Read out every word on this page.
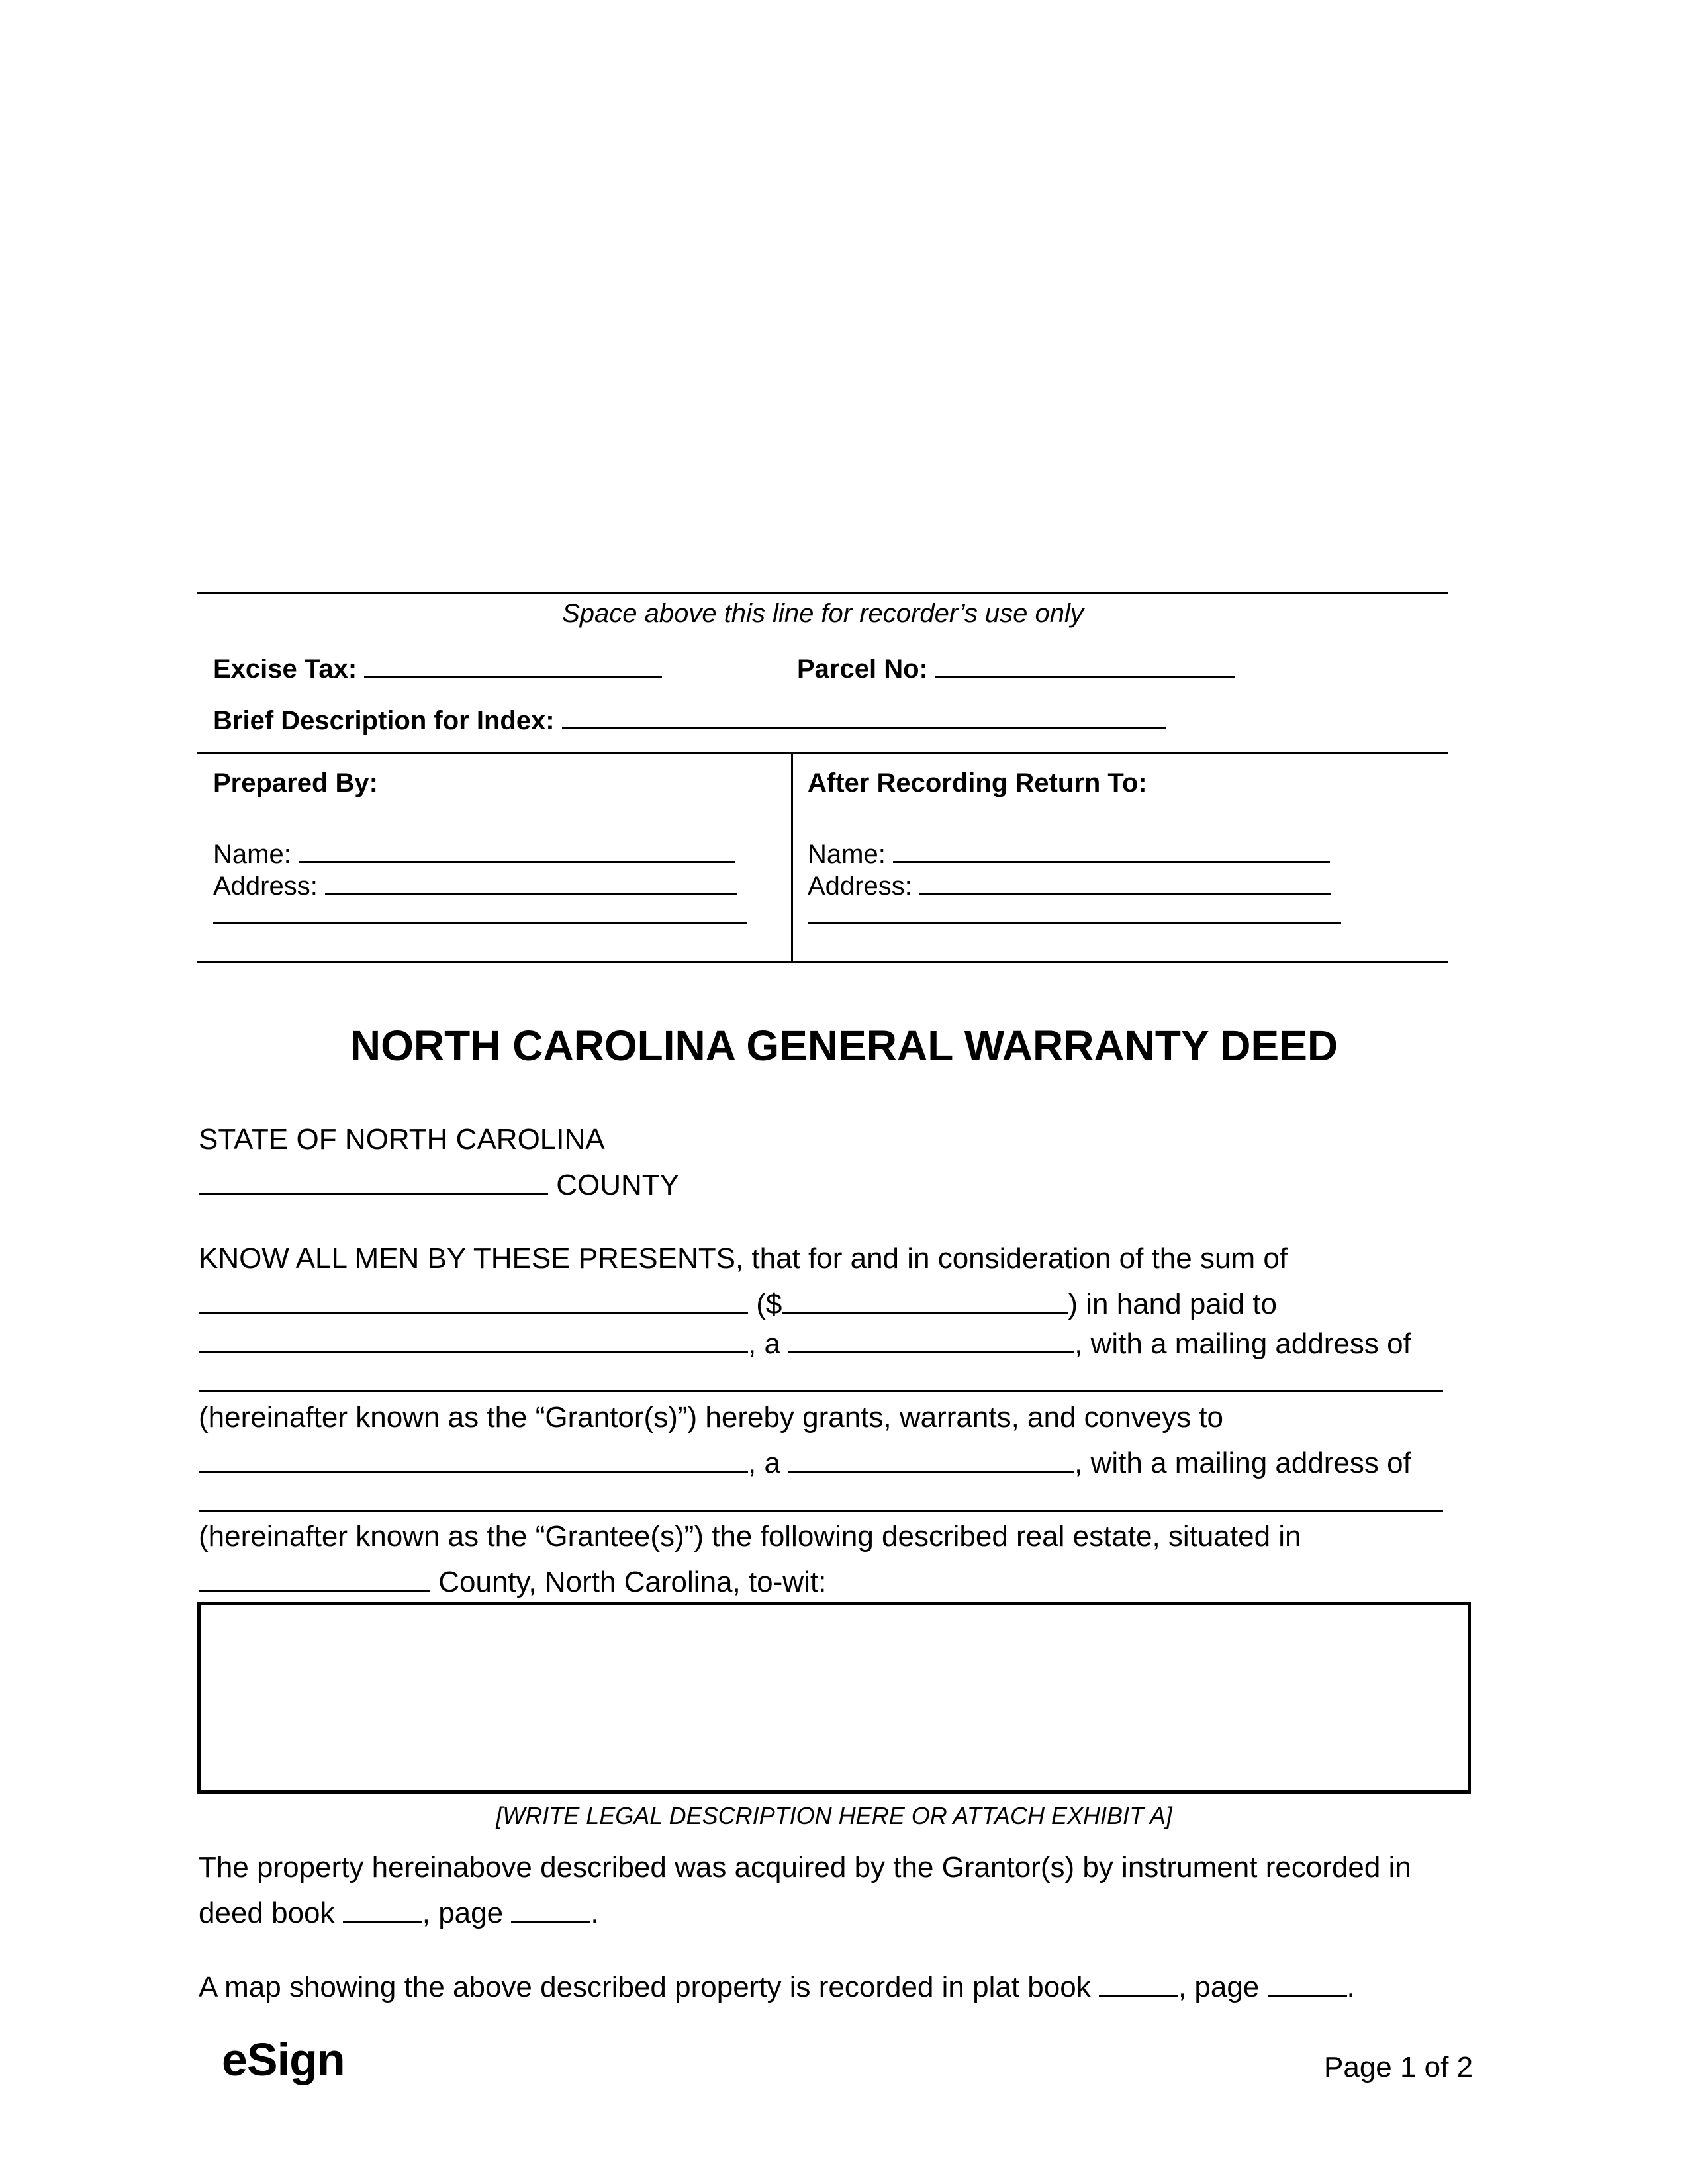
Space above this line for recorder’s use only
Excise Tax:	Parcel No:
Brief Description for Index:
Prepared By:
Name:
Address:
After Recording Return To:
Name:
Address:
NORTH CAROLINA GENERAL WARRANTY DEED
STATE OF NORTH CAROLINA
COUNTY
KNOW ALL MEN BY THESE PRESENTS, that for and in consideration of the sum of
($	) in hand paid to
, a	, with a mailing address of
(hereinafter known as the “Grantor(s)”) hereby grants, warrants, and conveys to
, a	, with a mailing address of
(hereinafter known as the “Grantee(s)”) the following described real estate, situated in
County, North Carolina, to-wit:
[WRITE LEGAL DESCRIPTION HERE OR ATTACH EXHIBIT A]
The property hereinabove described was acquired by the Grantor(s) by instrument recorded in
deed book	, page	.
A map showing the above described property is recorded in plat book	, page	.
eSign	Page 1 of 2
━━━━━━━━━━━━━━━━━━━━
Directions: In the entries above, locate every line with the word "book" and copy it.

Result:
deed book	, page	.
A map showing the above described property is recorded in plat book	, page	.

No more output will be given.